In the records that follow, locate every line with "инфор" and extract it.

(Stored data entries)

::::

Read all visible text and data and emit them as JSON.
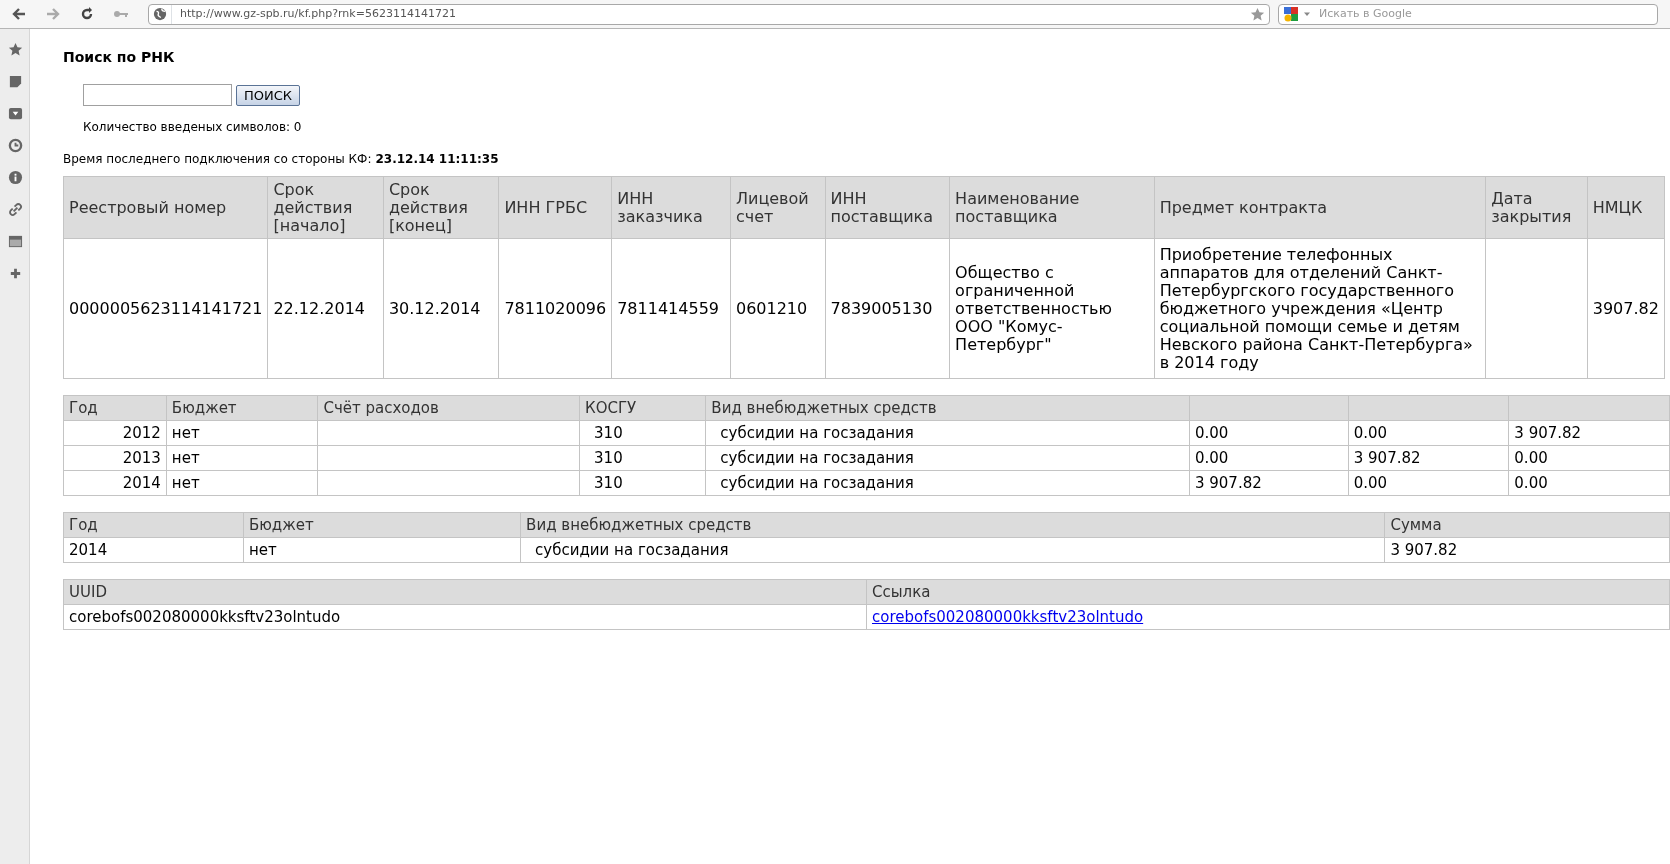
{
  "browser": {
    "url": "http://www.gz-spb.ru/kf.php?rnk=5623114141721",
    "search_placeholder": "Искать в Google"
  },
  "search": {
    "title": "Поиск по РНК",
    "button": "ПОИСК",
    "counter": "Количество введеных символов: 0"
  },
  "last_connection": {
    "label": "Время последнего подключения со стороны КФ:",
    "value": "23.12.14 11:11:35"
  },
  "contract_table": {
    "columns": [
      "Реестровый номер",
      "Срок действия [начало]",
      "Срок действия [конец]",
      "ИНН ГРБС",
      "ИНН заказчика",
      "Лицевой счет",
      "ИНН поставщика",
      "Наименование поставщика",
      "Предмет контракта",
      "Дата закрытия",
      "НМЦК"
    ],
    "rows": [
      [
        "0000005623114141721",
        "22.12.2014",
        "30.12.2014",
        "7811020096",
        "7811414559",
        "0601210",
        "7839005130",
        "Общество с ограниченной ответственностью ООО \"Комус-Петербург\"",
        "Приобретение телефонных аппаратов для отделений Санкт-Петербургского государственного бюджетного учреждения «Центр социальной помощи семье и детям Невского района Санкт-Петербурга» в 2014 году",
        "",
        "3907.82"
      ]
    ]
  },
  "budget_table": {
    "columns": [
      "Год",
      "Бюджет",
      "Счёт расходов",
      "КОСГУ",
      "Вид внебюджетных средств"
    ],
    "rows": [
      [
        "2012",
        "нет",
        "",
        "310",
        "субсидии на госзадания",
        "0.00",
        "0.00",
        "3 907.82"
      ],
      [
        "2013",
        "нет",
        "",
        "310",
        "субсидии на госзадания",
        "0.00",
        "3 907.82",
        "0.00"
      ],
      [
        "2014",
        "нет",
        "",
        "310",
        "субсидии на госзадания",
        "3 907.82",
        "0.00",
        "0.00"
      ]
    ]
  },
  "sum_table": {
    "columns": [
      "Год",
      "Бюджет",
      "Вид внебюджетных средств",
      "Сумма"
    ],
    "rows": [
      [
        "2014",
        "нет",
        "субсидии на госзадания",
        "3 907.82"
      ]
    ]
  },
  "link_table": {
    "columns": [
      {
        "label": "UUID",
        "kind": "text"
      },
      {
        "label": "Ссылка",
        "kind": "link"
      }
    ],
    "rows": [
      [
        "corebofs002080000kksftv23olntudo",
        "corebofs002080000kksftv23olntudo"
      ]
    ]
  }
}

::::

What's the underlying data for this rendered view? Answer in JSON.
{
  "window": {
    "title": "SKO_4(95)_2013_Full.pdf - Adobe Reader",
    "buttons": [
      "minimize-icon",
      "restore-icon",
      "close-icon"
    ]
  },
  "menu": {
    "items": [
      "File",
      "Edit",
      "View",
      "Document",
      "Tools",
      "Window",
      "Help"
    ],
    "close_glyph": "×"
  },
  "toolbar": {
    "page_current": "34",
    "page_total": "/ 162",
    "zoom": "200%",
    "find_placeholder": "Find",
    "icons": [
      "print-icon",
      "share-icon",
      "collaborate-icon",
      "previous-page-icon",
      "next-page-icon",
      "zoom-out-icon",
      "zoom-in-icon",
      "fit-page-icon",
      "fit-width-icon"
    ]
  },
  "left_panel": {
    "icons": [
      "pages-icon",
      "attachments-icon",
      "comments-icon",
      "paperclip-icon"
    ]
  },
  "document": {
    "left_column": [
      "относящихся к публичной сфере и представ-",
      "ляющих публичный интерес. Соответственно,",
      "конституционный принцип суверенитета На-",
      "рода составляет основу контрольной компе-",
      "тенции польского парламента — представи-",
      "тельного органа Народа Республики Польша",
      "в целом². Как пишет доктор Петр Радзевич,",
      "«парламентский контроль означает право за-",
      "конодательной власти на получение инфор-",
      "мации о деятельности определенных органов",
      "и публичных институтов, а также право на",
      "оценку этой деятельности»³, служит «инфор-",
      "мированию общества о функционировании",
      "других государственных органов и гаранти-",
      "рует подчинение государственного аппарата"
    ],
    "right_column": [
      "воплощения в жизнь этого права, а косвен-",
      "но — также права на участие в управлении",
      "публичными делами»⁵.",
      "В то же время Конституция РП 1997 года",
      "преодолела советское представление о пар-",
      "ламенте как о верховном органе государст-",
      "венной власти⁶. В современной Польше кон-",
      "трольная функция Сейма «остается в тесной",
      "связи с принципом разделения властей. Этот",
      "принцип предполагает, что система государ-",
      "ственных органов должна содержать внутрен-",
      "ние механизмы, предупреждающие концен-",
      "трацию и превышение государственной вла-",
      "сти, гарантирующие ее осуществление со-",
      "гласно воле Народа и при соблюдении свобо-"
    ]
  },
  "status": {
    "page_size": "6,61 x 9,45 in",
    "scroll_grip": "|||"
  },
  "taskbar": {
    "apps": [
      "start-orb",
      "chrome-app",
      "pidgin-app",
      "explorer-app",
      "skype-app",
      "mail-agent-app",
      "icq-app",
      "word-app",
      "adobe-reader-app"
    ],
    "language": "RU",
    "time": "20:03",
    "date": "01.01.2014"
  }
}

::::

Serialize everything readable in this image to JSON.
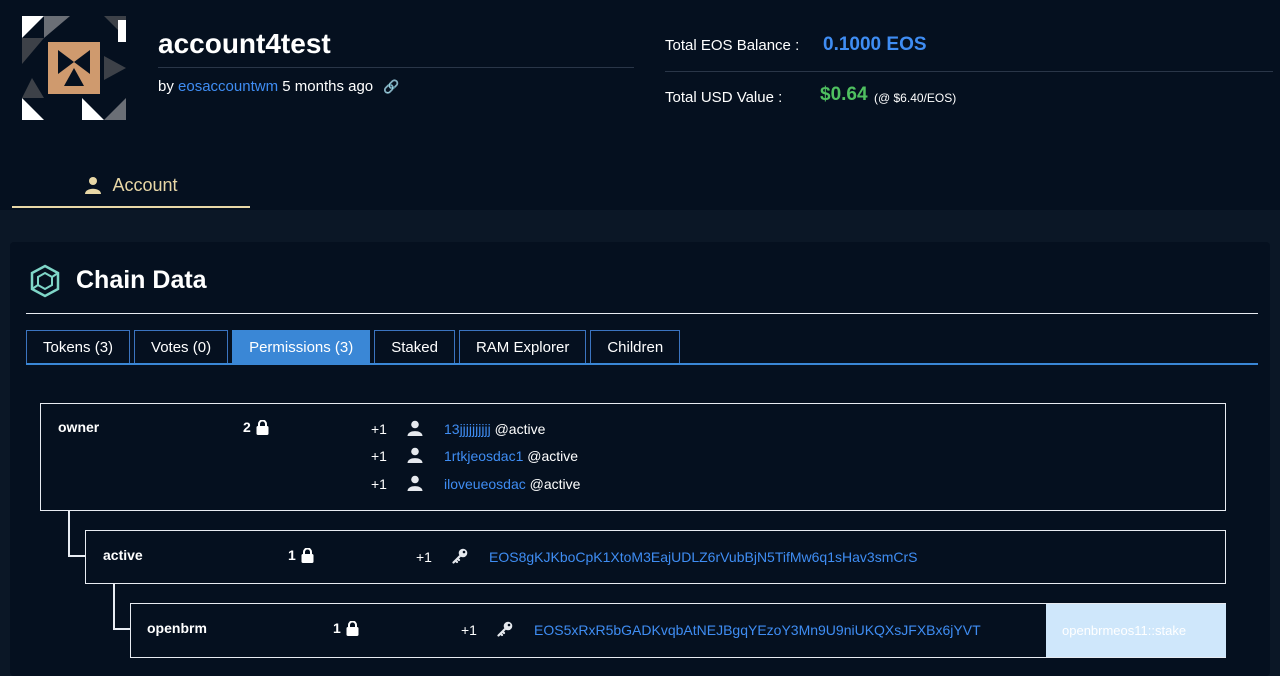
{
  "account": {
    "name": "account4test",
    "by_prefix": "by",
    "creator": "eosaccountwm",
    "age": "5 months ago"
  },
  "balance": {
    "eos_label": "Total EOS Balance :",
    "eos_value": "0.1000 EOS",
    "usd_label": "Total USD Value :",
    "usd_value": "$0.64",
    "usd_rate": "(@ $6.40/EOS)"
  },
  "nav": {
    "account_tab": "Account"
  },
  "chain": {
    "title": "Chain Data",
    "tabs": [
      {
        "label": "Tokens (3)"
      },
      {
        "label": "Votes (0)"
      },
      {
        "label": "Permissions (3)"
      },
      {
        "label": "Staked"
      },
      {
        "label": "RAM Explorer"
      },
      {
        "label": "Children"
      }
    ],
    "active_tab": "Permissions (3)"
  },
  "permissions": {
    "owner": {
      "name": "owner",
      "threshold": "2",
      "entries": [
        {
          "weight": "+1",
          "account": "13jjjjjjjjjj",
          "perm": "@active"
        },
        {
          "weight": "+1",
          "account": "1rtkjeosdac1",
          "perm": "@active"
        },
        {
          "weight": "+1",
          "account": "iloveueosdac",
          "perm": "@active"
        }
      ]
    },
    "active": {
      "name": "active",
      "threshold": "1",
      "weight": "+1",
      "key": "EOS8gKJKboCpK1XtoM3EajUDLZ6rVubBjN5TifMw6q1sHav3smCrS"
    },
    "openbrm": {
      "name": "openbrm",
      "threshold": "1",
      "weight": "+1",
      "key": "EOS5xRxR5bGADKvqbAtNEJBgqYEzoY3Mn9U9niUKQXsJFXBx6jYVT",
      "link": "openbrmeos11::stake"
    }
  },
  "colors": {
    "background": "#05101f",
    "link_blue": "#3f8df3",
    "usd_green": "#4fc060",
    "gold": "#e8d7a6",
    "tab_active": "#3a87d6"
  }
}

::::

— Result below —
      "конодательной власти на получение инфор-",
      "оценку этой деятельности»³, служит «инфор-",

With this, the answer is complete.